> [EXERCISE]: Copy each line of the records that contains the word "however".

□ □ □ □ □ □ □

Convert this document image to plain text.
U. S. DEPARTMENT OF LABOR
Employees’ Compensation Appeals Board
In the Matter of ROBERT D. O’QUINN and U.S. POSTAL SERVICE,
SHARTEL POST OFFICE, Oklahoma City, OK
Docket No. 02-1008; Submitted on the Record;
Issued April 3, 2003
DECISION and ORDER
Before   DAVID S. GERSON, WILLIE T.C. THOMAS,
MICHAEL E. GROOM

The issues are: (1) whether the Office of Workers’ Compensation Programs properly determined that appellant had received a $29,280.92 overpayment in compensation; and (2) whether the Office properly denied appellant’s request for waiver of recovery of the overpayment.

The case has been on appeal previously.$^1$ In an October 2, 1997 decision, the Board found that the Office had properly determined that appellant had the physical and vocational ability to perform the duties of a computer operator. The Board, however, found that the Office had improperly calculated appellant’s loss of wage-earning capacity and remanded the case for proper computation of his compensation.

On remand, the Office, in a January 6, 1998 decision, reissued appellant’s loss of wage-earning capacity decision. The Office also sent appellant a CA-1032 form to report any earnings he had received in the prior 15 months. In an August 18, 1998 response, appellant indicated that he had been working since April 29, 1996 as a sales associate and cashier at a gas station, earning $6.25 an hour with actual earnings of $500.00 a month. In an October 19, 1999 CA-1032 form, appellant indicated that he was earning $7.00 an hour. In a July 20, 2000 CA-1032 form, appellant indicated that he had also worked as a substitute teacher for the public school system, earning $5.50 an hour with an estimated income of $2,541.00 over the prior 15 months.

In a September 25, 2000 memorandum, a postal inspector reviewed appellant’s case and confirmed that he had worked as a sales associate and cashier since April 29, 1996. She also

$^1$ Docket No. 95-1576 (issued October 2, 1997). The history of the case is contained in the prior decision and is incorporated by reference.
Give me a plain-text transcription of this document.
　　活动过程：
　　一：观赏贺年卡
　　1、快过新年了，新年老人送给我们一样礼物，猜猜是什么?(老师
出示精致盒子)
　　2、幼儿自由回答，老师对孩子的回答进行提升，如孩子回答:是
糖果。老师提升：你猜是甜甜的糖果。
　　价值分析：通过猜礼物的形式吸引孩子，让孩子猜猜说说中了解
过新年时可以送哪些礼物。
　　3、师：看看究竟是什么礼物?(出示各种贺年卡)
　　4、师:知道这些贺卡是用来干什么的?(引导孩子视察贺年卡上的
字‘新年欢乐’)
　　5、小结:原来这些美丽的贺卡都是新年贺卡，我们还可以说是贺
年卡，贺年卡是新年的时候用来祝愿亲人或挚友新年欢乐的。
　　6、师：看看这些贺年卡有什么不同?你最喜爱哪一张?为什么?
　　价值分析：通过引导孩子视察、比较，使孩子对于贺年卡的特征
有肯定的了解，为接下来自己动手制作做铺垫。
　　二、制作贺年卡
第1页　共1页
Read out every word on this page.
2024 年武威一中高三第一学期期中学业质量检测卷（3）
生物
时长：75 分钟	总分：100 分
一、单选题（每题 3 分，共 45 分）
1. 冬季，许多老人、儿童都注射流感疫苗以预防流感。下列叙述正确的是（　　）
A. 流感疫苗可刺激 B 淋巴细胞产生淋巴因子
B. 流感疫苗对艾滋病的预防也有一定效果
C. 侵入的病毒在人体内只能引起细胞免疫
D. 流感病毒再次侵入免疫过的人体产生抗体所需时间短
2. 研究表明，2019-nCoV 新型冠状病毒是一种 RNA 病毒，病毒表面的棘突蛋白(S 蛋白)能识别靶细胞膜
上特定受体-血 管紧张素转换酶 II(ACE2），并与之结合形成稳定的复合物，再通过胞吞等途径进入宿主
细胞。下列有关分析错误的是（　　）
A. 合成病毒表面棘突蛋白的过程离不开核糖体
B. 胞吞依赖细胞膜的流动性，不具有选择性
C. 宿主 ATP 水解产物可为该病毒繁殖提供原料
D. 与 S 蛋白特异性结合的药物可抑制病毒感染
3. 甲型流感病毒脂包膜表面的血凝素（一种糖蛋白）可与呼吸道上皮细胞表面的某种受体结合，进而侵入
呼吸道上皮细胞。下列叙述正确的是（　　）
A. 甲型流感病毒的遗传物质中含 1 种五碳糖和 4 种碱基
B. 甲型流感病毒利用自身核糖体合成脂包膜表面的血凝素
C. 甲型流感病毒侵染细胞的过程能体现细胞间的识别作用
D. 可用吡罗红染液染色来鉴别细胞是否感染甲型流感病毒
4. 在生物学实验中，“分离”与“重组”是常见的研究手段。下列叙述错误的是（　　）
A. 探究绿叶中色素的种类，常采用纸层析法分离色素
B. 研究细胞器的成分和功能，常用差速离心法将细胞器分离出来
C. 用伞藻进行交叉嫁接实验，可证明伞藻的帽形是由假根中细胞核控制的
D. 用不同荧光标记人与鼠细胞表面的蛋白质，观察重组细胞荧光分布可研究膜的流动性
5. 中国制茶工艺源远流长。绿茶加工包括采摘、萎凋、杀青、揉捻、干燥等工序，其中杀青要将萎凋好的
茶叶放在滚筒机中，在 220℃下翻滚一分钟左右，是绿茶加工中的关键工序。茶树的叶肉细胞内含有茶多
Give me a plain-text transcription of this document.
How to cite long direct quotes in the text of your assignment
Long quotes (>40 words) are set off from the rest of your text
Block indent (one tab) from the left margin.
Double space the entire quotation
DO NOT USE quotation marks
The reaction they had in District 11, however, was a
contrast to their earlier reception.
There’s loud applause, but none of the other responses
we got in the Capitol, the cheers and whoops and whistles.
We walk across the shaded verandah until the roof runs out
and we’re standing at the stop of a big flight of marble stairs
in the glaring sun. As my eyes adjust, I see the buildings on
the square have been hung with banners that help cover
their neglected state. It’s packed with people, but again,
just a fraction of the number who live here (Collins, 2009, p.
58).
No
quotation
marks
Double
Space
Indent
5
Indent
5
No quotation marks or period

□ □ □ □ □ □ □

> [REPLY]:
The case has been on appeal previously.$^1$ In an October 2, 1997 decision, the Board found that the Office had properly determined that appellant had the physical and vocational ability to perform the duties of a computer operator. The Board, however, found that the Office had improperly calculated appellant’s loss of wage-earning capacity and remanded the case for proper computation of his compensation.
The reaction they had in District 11, however, was a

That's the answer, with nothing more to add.